What is being asked → Each line that holds the word "xlabel" is to be identified and copied.

Data provided →
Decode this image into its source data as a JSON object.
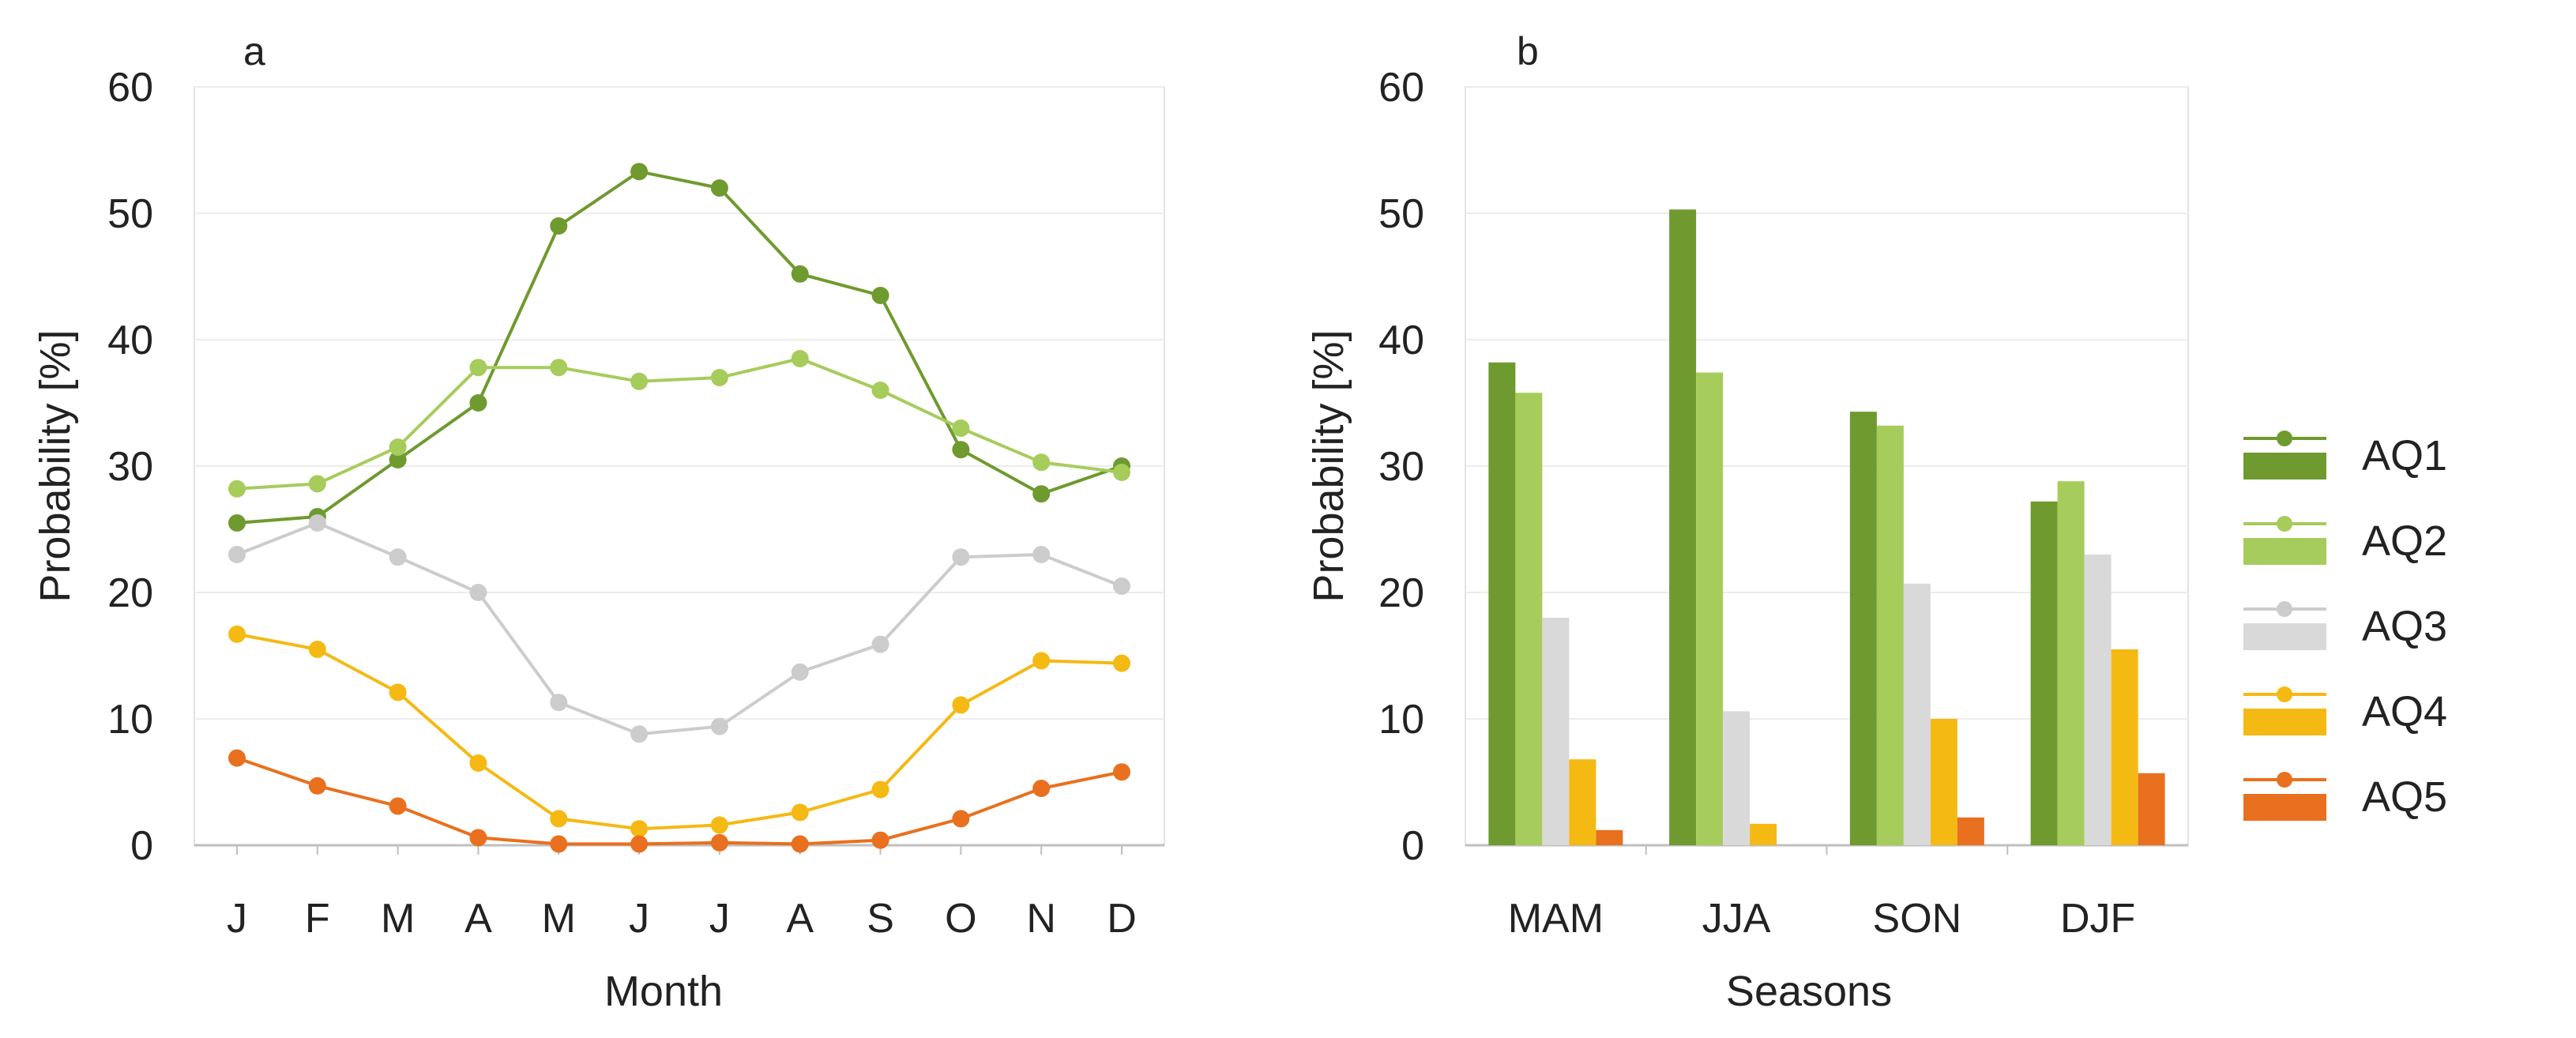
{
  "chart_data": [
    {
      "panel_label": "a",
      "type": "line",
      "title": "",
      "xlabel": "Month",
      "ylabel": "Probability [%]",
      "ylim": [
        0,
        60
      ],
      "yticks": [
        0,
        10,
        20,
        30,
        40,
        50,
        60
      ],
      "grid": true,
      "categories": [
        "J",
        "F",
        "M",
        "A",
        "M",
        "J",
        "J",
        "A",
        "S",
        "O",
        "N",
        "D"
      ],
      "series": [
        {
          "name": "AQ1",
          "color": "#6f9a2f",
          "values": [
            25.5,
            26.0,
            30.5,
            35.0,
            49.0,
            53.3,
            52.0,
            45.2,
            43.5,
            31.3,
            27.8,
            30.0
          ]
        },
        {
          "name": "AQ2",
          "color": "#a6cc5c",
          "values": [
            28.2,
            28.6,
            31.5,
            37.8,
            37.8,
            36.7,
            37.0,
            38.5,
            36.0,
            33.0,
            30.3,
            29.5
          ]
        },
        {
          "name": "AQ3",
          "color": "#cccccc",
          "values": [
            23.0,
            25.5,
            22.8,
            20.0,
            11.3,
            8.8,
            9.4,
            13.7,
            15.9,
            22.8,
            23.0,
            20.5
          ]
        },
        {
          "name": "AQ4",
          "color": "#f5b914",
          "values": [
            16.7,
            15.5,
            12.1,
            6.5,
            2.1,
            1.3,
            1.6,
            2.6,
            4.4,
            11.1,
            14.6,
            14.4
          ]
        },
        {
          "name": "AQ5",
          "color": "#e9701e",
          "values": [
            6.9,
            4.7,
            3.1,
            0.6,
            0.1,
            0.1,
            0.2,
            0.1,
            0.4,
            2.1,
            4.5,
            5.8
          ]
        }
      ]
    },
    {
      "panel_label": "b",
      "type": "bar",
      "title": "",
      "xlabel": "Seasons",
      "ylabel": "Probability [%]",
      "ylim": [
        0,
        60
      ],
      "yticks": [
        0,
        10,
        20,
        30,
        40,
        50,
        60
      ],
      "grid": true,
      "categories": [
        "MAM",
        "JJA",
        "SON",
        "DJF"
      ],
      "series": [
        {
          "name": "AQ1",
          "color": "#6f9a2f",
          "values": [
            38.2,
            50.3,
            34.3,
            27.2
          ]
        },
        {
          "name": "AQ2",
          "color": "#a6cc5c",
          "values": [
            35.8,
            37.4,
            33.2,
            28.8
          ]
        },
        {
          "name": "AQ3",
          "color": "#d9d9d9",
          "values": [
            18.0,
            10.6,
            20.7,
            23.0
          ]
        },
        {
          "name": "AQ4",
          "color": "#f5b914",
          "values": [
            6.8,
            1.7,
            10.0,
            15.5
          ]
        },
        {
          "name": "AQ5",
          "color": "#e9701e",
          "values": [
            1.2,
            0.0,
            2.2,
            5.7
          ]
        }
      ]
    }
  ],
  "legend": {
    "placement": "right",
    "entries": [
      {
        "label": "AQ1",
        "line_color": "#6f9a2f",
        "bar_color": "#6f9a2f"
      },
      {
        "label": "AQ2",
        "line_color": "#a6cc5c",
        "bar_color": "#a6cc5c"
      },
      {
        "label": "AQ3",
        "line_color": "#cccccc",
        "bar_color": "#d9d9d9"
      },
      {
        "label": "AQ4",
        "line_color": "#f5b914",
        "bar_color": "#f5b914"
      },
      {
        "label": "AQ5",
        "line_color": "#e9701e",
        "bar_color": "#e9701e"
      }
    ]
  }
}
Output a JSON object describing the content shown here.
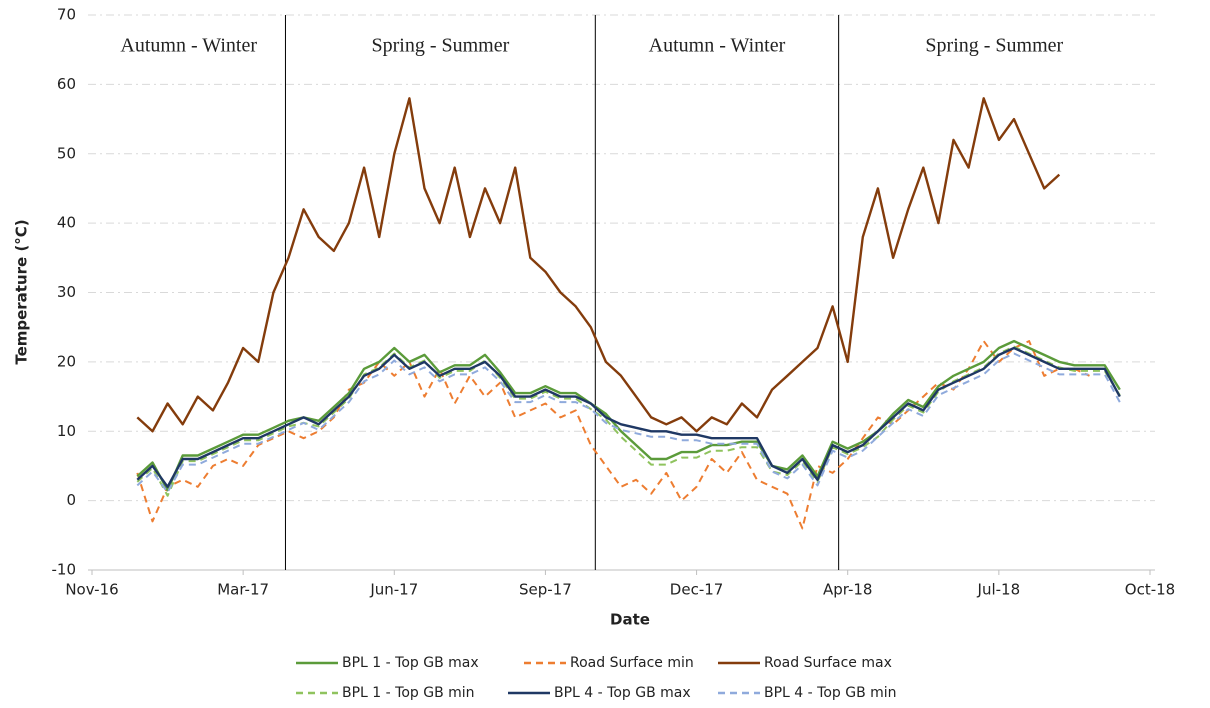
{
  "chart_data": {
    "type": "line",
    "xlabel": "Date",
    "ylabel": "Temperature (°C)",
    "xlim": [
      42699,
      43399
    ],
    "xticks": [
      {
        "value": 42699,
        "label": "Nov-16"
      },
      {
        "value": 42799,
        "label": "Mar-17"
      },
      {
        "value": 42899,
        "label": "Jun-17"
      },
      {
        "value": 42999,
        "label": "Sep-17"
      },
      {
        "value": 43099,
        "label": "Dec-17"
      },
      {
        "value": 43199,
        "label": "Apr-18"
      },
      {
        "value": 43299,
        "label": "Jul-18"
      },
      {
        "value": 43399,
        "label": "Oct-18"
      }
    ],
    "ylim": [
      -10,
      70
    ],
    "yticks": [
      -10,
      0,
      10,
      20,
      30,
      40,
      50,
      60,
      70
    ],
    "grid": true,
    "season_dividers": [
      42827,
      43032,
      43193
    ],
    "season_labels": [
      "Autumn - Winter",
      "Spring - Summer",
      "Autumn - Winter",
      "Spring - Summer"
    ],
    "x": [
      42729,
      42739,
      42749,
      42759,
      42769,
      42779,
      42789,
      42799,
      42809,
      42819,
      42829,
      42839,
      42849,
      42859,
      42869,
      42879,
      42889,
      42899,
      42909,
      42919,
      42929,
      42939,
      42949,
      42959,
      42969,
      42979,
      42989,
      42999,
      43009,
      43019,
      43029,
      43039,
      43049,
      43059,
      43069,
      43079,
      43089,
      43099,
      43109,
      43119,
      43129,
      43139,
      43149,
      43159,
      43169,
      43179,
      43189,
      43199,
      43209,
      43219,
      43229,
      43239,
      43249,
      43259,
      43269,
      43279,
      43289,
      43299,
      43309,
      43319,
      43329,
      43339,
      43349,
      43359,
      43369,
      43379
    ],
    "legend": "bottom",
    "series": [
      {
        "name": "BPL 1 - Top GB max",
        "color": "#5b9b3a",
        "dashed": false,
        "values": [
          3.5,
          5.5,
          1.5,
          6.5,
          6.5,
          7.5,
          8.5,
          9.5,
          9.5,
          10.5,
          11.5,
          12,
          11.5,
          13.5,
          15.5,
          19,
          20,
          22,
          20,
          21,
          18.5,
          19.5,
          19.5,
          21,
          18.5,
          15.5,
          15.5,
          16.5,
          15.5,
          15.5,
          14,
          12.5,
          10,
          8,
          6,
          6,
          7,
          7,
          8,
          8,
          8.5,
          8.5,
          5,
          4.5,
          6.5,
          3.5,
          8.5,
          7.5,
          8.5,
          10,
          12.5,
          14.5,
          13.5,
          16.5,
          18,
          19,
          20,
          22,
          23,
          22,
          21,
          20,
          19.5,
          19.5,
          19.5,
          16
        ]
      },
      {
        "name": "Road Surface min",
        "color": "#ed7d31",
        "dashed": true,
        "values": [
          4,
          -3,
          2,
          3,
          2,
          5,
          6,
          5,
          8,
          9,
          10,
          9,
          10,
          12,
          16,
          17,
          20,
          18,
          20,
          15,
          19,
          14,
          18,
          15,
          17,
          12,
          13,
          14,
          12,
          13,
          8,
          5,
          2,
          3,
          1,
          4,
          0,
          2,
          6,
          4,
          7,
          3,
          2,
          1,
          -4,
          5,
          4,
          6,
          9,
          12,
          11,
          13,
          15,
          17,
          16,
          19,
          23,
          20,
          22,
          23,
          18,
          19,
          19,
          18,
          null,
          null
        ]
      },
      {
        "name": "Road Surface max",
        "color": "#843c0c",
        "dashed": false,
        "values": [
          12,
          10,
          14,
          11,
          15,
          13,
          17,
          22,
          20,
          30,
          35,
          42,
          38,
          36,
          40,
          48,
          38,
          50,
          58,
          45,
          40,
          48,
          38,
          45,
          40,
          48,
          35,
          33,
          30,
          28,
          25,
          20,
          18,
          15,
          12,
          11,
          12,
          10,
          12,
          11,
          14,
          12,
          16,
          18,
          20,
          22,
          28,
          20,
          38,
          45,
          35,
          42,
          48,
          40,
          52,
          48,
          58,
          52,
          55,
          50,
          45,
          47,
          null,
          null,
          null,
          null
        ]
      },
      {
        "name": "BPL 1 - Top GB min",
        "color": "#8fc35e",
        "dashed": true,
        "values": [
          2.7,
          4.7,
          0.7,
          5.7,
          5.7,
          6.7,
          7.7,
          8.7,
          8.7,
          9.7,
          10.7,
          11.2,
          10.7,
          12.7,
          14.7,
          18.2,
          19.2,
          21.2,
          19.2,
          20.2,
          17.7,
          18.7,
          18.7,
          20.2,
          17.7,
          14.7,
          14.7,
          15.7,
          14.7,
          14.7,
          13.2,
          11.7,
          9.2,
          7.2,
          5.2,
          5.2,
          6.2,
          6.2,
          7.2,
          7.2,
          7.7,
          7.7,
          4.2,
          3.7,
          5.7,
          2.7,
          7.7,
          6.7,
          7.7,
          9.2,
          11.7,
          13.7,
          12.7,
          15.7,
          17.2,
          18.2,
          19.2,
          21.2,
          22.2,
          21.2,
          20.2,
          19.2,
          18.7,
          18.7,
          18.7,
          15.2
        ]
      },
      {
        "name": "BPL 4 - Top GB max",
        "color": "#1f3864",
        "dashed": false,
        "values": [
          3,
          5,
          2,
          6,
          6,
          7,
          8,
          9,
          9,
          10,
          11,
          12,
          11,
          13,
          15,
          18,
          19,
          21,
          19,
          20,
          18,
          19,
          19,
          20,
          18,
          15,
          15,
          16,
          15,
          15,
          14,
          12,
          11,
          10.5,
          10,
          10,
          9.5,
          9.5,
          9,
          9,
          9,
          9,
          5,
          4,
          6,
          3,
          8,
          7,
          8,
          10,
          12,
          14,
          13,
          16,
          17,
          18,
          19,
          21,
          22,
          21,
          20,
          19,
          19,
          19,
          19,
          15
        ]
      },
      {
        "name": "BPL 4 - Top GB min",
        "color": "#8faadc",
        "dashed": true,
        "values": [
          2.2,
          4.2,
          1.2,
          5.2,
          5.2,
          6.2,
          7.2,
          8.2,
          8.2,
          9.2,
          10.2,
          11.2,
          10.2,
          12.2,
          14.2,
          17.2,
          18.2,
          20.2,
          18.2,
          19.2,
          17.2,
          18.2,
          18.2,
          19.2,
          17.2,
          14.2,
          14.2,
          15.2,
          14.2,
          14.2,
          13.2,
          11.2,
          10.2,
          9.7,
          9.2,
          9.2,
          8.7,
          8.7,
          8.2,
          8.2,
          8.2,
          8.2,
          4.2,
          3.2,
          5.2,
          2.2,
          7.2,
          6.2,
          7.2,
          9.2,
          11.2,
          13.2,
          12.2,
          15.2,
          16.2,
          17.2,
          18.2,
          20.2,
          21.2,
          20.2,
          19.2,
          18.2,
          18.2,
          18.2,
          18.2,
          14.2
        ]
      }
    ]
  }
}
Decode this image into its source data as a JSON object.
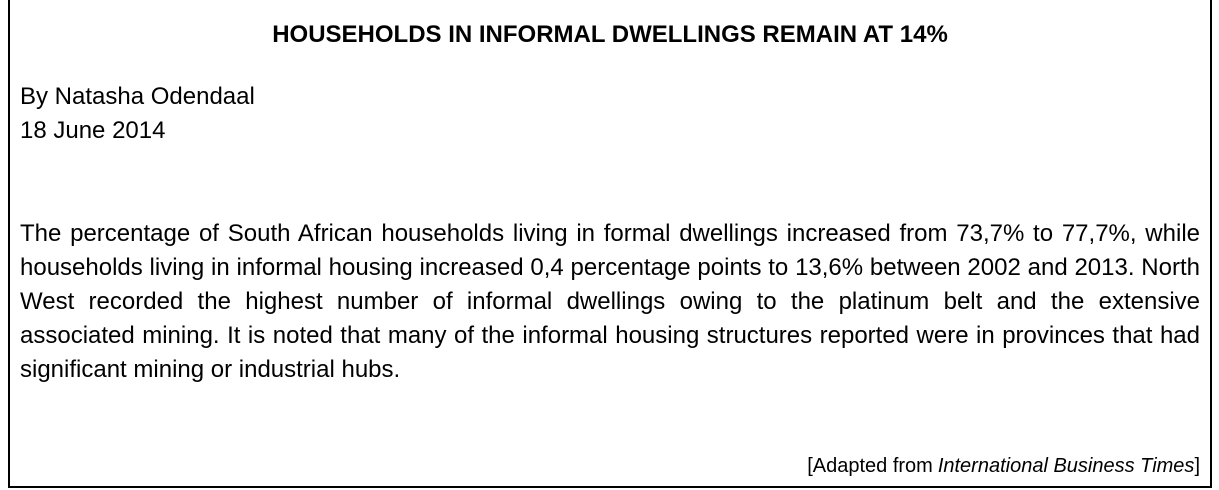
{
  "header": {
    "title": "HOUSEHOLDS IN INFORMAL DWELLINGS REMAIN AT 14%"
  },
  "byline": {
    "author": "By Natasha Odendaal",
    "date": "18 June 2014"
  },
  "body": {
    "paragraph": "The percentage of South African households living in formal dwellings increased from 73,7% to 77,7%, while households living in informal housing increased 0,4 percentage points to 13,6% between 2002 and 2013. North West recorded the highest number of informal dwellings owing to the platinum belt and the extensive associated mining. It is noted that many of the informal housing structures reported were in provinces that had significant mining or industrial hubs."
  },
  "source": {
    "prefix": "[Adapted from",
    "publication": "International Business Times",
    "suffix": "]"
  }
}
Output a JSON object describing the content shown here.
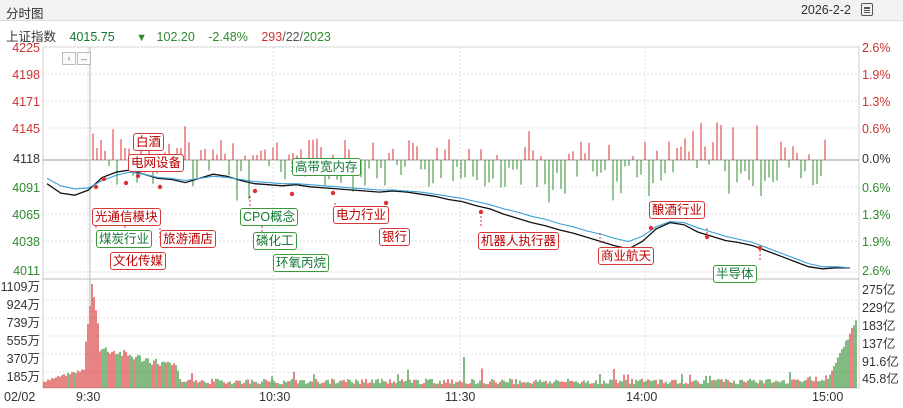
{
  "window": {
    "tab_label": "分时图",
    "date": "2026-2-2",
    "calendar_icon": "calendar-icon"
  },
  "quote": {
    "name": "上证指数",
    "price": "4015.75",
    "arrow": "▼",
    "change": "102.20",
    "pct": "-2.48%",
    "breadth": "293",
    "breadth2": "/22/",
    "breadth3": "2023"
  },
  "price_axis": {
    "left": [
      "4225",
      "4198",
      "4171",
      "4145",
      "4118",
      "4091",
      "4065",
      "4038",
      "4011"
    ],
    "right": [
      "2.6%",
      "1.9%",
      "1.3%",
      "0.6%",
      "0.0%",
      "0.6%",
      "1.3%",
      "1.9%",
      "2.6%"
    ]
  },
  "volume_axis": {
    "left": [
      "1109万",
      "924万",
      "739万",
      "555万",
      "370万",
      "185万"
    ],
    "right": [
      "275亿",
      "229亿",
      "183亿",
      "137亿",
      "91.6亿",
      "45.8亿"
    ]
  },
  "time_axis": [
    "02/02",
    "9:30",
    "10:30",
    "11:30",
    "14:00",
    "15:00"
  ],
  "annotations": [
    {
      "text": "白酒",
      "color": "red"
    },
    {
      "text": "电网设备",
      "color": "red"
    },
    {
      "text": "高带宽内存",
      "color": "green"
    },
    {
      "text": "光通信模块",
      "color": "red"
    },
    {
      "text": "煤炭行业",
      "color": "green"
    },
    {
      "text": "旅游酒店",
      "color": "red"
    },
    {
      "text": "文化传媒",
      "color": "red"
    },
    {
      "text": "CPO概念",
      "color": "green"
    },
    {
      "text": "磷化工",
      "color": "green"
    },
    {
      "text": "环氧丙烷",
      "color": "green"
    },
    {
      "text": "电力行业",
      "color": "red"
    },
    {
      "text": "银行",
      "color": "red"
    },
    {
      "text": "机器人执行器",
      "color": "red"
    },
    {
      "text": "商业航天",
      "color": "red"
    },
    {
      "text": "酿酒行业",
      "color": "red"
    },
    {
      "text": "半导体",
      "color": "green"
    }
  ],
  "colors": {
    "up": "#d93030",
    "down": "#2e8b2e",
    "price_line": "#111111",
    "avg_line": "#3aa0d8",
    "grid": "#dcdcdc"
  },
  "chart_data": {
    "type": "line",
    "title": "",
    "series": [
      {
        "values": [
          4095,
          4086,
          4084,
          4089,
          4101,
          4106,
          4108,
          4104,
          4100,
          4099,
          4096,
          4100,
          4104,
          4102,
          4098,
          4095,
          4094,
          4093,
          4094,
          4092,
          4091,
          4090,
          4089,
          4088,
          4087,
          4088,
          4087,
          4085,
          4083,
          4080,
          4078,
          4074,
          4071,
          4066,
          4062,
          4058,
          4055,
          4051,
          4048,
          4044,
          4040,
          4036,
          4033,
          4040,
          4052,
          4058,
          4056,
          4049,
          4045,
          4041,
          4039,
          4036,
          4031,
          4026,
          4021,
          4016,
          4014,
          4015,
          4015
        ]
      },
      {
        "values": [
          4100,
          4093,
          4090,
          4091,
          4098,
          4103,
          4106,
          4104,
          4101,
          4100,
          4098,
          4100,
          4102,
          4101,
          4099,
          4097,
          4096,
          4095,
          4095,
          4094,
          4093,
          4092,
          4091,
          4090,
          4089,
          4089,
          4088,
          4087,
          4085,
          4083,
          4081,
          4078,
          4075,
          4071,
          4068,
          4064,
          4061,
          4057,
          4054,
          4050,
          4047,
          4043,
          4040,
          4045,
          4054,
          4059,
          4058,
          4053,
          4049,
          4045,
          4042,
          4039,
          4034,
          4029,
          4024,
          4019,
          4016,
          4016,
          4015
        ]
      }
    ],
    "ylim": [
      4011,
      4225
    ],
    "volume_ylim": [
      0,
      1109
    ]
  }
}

Worked solution →
      "xlabel": "Month",
      "xlabel": "Seasons",
    "xlabel": "Date",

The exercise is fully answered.